━━━ Supplied records

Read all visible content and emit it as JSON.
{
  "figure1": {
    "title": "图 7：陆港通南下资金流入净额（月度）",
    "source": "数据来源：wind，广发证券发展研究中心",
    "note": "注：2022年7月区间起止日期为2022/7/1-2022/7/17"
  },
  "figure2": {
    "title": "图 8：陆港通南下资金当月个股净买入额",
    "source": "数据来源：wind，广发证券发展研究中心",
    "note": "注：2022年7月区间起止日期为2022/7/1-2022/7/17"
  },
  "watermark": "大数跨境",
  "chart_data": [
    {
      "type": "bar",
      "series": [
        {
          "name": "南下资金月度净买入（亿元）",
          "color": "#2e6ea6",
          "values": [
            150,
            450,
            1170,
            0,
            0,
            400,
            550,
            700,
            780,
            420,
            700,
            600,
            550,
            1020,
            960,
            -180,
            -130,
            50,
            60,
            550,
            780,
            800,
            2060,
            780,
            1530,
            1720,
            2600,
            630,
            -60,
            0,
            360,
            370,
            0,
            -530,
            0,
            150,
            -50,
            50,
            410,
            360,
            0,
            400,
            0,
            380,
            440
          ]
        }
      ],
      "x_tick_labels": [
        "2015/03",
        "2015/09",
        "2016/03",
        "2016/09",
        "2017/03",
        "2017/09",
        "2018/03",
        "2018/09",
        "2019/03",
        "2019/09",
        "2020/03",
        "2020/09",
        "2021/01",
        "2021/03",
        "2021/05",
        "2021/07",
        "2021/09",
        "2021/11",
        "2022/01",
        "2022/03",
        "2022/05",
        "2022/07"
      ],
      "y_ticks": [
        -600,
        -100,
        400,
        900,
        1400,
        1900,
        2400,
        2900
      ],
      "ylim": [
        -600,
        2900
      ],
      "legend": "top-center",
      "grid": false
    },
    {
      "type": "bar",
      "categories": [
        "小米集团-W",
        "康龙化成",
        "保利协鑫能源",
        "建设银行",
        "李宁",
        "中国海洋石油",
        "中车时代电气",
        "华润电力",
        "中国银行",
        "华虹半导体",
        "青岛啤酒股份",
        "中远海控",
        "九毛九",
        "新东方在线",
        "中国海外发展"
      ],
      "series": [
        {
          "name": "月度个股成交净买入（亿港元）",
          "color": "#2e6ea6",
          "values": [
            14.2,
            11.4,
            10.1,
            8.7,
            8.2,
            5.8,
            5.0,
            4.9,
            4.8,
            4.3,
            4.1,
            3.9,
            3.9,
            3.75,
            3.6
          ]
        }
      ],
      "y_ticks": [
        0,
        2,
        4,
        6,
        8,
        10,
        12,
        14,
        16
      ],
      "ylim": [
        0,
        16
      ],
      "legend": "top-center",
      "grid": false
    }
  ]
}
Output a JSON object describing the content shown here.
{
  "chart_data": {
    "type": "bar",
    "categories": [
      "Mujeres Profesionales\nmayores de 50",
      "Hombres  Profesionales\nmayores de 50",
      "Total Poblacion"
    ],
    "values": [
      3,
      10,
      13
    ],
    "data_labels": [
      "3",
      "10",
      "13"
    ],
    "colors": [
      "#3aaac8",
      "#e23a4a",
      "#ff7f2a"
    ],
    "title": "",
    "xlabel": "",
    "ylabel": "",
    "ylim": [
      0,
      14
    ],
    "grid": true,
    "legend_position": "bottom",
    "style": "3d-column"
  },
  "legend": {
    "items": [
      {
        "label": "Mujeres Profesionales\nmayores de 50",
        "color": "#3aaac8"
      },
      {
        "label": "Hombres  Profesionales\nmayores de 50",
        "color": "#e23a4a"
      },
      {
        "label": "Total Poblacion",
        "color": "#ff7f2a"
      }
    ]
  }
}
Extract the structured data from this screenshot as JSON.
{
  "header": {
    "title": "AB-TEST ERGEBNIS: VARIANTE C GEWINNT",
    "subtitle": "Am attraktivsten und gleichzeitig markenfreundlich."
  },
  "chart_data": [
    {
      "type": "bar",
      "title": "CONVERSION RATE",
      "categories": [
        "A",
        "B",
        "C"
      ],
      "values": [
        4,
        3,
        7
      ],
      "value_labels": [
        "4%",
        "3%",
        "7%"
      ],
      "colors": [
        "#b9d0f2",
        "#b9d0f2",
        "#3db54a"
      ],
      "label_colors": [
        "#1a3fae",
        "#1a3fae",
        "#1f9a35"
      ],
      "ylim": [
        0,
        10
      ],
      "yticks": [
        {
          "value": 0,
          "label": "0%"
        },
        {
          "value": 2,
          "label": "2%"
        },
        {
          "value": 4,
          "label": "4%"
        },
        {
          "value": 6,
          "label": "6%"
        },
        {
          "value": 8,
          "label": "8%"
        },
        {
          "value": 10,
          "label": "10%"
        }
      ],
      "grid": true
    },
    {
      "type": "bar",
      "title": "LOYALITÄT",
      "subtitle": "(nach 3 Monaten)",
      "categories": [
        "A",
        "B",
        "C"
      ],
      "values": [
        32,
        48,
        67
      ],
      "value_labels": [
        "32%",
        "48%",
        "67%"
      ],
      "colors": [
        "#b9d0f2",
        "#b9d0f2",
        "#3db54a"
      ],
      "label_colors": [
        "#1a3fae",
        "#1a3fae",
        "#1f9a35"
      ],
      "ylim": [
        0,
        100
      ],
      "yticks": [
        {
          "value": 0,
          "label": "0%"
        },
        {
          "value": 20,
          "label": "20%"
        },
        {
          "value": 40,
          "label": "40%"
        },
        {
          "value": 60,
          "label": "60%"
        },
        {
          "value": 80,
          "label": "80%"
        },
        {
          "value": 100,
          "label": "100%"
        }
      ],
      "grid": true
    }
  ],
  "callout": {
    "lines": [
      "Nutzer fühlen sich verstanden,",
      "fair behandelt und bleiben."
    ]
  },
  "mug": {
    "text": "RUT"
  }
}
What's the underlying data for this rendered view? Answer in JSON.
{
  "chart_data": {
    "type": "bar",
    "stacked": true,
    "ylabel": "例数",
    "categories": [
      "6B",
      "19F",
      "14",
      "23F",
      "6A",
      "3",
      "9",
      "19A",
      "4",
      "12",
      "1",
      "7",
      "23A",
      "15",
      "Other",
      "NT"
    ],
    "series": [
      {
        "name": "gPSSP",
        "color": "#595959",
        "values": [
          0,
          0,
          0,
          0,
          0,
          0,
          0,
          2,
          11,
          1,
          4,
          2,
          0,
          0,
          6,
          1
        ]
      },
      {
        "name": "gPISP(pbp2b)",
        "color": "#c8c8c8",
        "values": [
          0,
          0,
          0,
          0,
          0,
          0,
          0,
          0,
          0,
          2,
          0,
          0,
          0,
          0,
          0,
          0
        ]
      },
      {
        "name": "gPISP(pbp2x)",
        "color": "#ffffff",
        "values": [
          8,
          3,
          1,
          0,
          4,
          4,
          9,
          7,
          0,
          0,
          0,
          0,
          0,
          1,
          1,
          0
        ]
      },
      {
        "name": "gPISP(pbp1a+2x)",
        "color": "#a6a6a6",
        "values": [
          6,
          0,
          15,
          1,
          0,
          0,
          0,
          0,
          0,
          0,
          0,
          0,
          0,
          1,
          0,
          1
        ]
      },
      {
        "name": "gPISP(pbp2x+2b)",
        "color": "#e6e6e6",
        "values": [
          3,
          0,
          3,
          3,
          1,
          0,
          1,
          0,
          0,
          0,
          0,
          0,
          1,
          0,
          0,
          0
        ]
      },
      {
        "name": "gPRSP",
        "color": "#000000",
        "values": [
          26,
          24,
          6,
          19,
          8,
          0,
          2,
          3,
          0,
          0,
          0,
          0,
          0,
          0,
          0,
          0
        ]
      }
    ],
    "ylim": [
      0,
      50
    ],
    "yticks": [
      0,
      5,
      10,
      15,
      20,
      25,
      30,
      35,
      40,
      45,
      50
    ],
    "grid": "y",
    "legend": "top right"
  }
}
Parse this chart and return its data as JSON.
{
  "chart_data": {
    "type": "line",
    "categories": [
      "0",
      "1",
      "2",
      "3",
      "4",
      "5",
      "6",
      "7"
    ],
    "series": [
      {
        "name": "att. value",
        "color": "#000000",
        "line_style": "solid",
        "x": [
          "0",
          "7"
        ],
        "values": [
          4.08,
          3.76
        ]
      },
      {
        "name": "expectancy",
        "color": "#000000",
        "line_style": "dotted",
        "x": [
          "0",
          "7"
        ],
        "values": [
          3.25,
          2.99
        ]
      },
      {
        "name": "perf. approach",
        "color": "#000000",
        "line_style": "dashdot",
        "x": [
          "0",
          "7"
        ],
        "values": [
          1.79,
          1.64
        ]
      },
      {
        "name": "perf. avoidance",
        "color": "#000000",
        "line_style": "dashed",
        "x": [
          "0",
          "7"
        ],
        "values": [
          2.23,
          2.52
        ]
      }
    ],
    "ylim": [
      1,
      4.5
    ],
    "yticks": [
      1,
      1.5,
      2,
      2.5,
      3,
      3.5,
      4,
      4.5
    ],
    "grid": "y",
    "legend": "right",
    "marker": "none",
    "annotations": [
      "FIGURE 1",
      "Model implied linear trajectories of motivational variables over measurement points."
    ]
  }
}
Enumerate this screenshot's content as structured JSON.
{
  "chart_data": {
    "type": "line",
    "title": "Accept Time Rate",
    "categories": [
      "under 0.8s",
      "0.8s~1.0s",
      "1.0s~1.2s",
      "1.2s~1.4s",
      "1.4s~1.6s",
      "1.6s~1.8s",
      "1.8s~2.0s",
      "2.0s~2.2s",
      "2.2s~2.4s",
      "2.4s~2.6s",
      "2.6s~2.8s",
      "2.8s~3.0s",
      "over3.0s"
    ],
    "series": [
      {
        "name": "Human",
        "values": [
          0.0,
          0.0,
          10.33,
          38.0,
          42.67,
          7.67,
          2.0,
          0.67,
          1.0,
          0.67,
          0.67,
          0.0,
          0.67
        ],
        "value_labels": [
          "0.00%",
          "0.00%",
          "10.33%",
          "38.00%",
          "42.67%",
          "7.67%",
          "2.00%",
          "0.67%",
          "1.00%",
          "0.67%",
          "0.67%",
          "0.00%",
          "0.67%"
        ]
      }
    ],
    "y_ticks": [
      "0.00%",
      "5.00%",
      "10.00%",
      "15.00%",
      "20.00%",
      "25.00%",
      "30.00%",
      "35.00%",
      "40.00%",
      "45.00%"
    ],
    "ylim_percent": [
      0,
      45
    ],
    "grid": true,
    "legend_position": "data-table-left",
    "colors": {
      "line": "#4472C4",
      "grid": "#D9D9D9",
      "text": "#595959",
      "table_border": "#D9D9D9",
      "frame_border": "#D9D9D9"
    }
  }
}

━━━━━━

Look through the data above. Find each line with the string "Mujeres" and copy it.

      "Mujeres Profesionales\nmayores de 50",
        "label": "Mujeres Profesionales\nmayores de 50",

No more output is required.